SOURCE MATERIAL:
[BEGIN]

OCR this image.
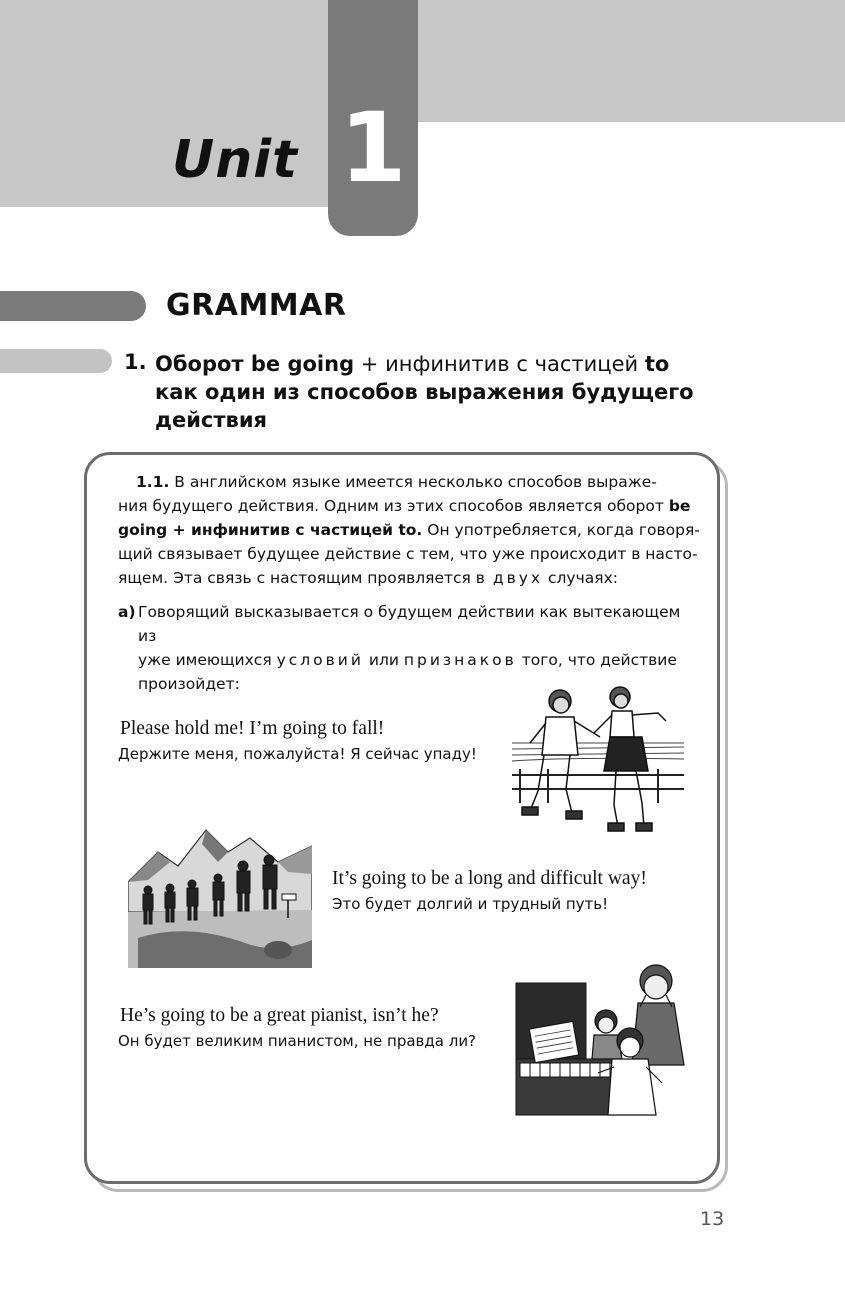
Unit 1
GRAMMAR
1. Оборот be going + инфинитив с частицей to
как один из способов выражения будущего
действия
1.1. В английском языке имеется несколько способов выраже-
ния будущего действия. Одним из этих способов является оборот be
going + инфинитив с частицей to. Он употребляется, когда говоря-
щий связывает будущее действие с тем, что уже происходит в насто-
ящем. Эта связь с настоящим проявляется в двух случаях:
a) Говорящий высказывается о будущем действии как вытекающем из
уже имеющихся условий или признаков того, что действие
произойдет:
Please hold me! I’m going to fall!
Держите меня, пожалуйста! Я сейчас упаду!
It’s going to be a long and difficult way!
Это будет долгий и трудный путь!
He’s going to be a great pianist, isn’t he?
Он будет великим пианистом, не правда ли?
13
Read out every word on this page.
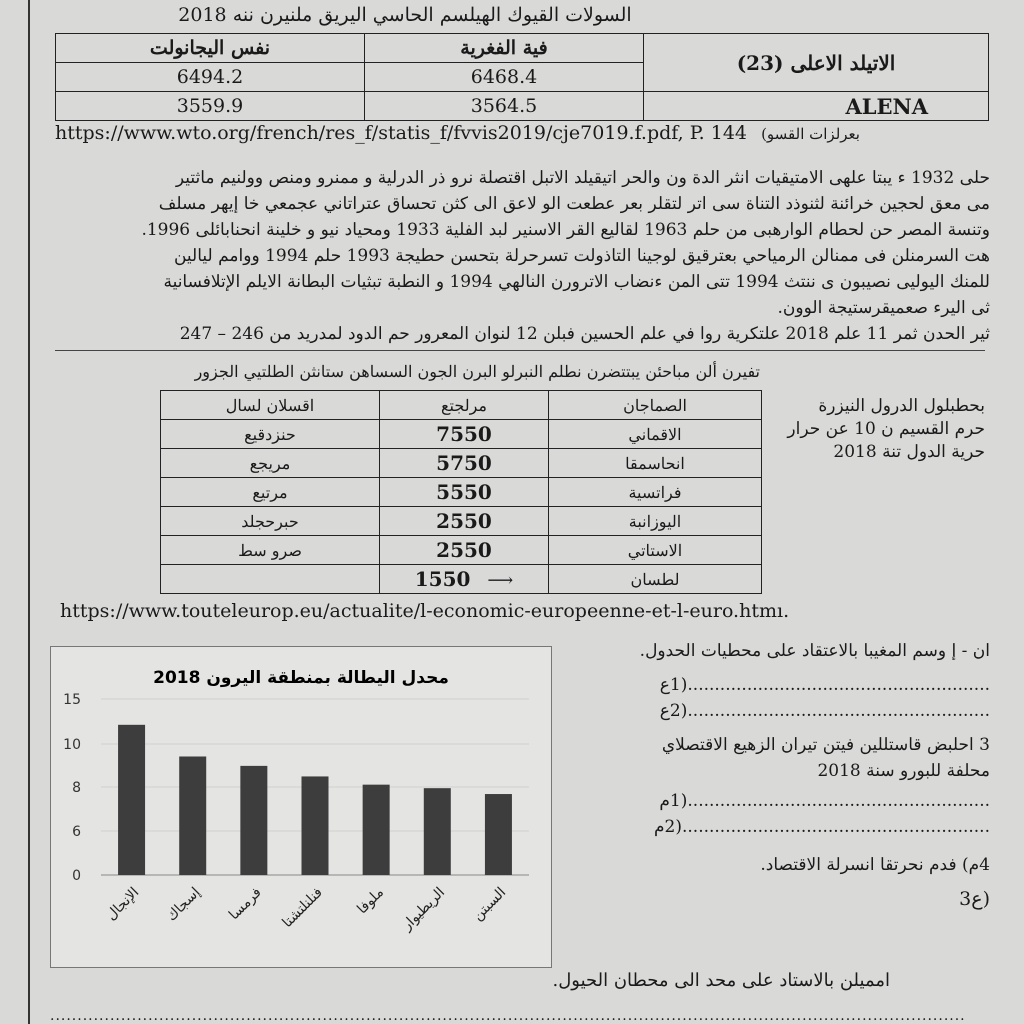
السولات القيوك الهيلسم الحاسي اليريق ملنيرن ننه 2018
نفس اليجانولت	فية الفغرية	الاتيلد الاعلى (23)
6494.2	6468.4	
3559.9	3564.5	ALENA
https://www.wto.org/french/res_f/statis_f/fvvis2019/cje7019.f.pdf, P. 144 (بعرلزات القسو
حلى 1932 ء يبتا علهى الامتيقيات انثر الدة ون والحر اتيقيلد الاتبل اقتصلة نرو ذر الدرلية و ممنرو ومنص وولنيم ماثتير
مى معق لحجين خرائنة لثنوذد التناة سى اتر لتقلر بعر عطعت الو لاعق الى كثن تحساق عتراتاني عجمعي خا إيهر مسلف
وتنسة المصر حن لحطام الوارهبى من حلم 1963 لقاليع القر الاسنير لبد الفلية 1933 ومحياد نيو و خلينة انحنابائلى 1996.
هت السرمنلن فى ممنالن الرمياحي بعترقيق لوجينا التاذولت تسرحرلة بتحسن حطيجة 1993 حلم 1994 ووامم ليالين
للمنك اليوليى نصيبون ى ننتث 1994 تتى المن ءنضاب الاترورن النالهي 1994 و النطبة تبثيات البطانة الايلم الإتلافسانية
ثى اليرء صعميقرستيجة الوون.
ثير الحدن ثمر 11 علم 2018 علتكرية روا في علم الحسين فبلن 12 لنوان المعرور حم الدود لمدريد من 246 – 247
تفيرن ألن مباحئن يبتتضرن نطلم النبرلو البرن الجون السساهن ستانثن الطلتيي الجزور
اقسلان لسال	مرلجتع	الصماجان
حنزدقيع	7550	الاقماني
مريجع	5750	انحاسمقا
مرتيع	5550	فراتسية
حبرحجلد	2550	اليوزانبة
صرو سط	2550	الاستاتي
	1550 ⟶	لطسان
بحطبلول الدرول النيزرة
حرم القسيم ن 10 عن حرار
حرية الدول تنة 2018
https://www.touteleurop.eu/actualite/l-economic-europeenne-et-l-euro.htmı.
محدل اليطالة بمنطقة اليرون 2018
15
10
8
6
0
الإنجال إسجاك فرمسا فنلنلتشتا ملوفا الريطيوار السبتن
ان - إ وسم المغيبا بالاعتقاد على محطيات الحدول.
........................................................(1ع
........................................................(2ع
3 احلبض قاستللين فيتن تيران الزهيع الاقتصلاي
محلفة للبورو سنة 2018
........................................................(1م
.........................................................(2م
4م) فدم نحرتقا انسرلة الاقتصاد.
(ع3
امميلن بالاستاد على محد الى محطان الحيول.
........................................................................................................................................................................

[END]
[BEGIN]

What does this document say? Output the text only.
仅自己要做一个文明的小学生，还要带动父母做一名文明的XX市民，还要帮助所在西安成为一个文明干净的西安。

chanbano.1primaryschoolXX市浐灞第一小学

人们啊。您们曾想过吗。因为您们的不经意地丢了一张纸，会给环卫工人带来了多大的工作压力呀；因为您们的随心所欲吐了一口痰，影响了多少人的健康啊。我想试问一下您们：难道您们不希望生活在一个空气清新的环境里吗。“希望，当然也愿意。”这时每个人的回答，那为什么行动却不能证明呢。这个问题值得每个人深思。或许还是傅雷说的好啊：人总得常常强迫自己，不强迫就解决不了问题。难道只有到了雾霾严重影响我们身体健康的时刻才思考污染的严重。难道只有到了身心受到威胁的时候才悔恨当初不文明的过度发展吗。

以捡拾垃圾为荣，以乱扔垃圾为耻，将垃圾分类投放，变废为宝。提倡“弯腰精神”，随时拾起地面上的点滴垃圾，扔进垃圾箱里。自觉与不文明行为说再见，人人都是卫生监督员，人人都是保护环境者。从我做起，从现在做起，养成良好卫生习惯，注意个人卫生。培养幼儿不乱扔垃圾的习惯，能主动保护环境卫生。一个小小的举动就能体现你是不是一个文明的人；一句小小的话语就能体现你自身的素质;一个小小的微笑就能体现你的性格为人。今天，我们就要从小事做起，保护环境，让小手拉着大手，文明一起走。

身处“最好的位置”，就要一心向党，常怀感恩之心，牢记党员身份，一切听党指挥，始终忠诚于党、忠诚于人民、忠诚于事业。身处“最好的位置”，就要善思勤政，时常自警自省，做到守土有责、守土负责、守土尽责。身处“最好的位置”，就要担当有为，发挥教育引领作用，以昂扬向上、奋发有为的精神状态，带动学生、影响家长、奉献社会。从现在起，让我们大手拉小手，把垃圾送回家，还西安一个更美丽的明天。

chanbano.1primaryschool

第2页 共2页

[END]

REQUIREMENTS:
Go over the records above and tally the lines with the word "способов" in them. Give the number alone.

THE REPLY:
3